# Supplied material

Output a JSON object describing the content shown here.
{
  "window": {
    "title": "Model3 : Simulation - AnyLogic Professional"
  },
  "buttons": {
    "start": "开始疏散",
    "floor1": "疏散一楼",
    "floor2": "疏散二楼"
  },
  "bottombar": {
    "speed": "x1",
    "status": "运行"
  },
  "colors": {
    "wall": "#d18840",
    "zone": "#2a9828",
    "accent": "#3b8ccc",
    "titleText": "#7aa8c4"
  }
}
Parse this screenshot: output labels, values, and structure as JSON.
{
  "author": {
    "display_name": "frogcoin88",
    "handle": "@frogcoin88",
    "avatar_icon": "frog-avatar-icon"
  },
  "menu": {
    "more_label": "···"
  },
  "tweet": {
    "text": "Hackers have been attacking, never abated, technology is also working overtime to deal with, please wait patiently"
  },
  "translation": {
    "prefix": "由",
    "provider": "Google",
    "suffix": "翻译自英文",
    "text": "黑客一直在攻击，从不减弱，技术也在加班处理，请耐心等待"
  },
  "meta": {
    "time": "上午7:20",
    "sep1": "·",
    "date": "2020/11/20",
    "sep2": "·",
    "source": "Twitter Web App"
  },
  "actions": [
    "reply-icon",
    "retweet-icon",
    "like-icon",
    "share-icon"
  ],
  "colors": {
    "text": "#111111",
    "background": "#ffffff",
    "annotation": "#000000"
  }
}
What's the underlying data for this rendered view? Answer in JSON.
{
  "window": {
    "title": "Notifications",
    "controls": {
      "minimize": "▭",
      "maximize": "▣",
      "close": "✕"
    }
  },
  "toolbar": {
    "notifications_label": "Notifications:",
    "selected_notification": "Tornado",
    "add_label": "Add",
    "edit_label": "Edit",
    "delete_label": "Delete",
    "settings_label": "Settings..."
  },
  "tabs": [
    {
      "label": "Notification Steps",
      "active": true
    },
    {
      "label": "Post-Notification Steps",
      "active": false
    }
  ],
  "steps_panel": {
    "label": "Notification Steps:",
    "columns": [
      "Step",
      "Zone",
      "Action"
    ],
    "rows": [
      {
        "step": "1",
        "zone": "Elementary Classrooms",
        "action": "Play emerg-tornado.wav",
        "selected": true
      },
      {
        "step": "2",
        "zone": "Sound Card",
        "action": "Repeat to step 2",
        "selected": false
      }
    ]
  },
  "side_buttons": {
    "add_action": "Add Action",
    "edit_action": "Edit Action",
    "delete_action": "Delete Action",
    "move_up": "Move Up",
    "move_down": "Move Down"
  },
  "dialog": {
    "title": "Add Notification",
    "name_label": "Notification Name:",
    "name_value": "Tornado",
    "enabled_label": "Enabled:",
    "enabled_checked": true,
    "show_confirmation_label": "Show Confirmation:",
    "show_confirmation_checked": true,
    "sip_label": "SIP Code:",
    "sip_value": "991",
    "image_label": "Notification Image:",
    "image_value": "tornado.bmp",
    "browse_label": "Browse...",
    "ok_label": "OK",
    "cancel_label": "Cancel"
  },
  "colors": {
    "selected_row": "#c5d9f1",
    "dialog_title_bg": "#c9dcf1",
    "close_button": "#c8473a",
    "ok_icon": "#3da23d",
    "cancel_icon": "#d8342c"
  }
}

# Task requirements
Please repeat the material above, word for word and in full.

# Expected output
Output a JSON object describing the content shown here.
{
  "window": {
    "title": "Model3 : Simulation - AnyLogic Professional"
  },
  "buttons": {
    "start": "开始疏散",
    "floor1": "疏散一楼",
    "floor2": "疏散二楼"
  },
  "bottombar": {
    "speed": "x1",
    "status": "运行"
  },
  "colors": {
    "wall": "#d18840",
    "zone": "#2a9828",
    "accent": "#3b8ccc",
    "titleText": "#7aa8c4"
  }
}
Parse this screenshot: output labels, values, and structure as JSON.
{
  "author": {
    "display_name": "frogcoin88",
    "handle": "@frogcoin88",
    "avatar_icon": "frog-avatar-icon"
  },
  "menu": {
    "more_label": "···"
  },
  "tweet": {
    "text": "Hackers have been attacking, never abated, technology is also working overtime to deal with, please wait patiently"
  },
  "translation": {
    "prefix": "由",
    "provider": "Google",
    "suffix": "翻译自英文",
    "text": "黑客一直在攻击，从不减弱，技术也在加班处理，请耐心等待"
  },
  "meta": {
    "time": "上午7:20",
    "sep1": "·",
    "date": "2020/11/20",
    "sep2": "·",
    "source": "Twitter Web App"
  },
  "actions": [
    "reply-icon",
    "retweet-icon",
    "like-icon",
    "share-icon"
  ],
  "colors": {
    "text": "#111111",
    "background": "#ffffff",
    "annotation": "#000000"
  }
}
What's the underlying data for this rendered view? Answer in JSON.
{
  "window": {
    "title": "Notifications",
    "controls": {
      "minimize": "▭",
      "maximize": "▣",
      "close": "✕"
    }
  },
  "toolbar": {
    "notifications_label": "Notifications:",
    "selected_notification": "Tornado",
    "add_label": "Add",
    "edit_label": "Edit",
    "delete_label": "Delete",
    "settings_label": "Settings..."
  },
  "tabs": [
    {
      "label": "Notification Steps",
      "active": true
    },
    {
      "label": "Post-Notification Steps",
      "active": false
    }
  ],
  "steps_panel": {
    "label": "Notification Steps:",
    "columns": [
      "Step",
      "Zone",
      "Action"
    ],
    "rows": [
      {
        "step": "1",
        "zone": "Elementary Classrooms",
        "action": "Play emerg-tornado.wav",
        "selected": true
      },
      {
        "step": "2",
        "zone": "Sound Card",
        "action": "Repeat to step 2",
        "selected": false
      }
    ]
  },
  "side_buttons": {
    "add_action": "Add Action",
    "edit_action": "Edit Action",
    "delete_action": "Delete Action",
    "move_up": "Move Up",
    "move_down": "Move Down"
  },
  "dialog": {
    "title": "Add Notification",
    "name_label": "Notification Name:",
    "name_value": "Tornado",
    "enabled_label": "Enabled:",
    "enabled_checked": true,
    "show_confirmation_label": "Show Confirmation:",
    "show_confirmation_checked": true,
    "sip_label": "SIP Code:",
    "sip_value": "991",
    "image_label": "Notification Image:",
    "image_value": "tornado.bmp",
    "browse_label": "Browse...",
    "ok_label": "OK",
    "cancel_label": "Cancel"
  },
  "colors": {
    "selected_row": "#c5d9f1",
    "dialog_title_bg": "#c9dcf1",
    "close_button": "#c8473a",
    "ok_icon": "#3da23d",
    "cancel_icon": "#d8342c"
  }
}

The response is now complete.